Saved entries
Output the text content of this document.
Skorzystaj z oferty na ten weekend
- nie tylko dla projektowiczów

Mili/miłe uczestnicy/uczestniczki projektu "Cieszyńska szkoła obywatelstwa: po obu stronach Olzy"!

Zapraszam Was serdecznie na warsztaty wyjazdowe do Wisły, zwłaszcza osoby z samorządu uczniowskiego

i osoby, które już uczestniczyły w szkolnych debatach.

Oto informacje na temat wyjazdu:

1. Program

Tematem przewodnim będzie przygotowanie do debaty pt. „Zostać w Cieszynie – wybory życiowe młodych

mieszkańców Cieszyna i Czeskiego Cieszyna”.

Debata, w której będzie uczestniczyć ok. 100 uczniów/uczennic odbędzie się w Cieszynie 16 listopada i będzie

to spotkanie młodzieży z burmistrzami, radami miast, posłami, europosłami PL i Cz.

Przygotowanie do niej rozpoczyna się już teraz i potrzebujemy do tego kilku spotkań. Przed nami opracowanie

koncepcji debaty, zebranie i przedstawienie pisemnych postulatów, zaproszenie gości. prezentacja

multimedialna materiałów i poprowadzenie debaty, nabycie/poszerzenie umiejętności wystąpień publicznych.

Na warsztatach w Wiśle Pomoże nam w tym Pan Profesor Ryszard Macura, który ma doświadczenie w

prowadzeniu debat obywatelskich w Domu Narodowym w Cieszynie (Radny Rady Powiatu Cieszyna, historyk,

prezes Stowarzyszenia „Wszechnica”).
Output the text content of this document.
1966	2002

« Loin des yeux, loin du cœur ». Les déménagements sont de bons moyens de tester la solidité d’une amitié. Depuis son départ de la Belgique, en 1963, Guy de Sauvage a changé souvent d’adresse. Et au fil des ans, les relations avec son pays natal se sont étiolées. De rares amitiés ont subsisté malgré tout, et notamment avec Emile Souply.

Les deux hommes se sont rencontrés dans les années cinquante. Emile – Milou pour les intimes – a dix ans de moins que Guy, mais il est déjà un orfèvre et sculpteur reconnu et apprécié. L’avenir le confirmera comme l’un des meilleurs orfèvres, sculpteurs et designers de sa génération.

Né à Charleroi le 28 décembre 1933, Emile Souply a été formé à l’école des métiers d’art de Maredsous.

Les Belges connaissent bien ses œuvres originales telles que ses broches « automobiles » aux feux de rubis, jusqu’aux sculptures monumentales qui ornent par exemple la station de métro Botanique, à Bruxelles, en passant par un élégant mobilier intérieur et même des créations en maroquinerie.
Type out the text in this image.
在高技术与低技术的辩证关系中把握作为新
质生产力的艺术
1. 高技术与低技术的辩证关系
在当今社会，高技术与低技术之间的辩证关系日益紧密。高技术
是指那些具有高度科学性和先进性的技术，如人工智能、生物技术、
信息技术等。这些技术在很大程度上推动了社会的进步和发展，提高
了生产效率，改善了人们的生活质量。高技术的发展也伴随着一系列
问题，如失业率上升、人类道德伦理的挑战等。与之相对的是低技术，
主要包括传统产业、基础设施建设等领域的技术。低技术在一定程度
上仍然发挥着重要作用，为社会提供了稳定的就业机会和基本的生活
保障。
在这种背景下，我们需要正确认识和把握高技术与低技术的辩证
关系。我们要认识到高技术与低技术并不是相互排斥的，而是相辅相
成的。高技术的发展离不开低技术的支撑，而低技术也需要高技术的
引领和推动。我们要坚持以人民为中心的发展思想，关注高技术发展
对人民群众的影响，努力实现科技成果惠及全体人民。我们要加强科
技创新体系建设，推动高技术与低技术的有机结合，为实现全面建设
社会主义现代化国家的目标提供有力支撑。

Your instructions
Copy out the lines starting at the one containing "Type out the text in this image." and ending with the last line of the entries. Include nothing else.

Output for this task
Type out the text in this image.
在高技术与低技术的辩证关系中把握作为新
质生产力的艺术
1. 高技术与低技术的辩证关系
在当今社会，高技术与低技术之间的辩证关系日益紧密。高技术
是指那些具有高度科学性和先进性的技术，如人工智能、生物技术、
信息技术等。这些技术在很大程度上推动了社会的进步和发展，提高
了生产效率，改善了人们的生活质量。高技术的发展也伴随着一系列
问题，如失业率上升、人类道德伦理的挑战等。与之相对的是低技术，
主要包括传统产业、基础设施建设等领域的技术。低技术在一定程度
上仍然发挥着重要作用，为社会提供了稳定的就业机会和基本的生活
保障。
在这种背景下，我们需要正确认识和把握高技术与低技术的辩证
关系。我们要认识到高技术与低技术并不是相互排斥的，而是相辅相
成的。高技术的发展离不开低技术的支撑，而低技术也需要高技术的
引领和推动。我们要坚持以人民为中心的发展思想，关注高技术发展
对人民群众的影响，努力实现科技成果惠及全体人民。我们要加强科
技创新体系建设，推动高技术与低技术的有机结合，为实现全面建设
社会主义现代化国家的目标提供有力支撑。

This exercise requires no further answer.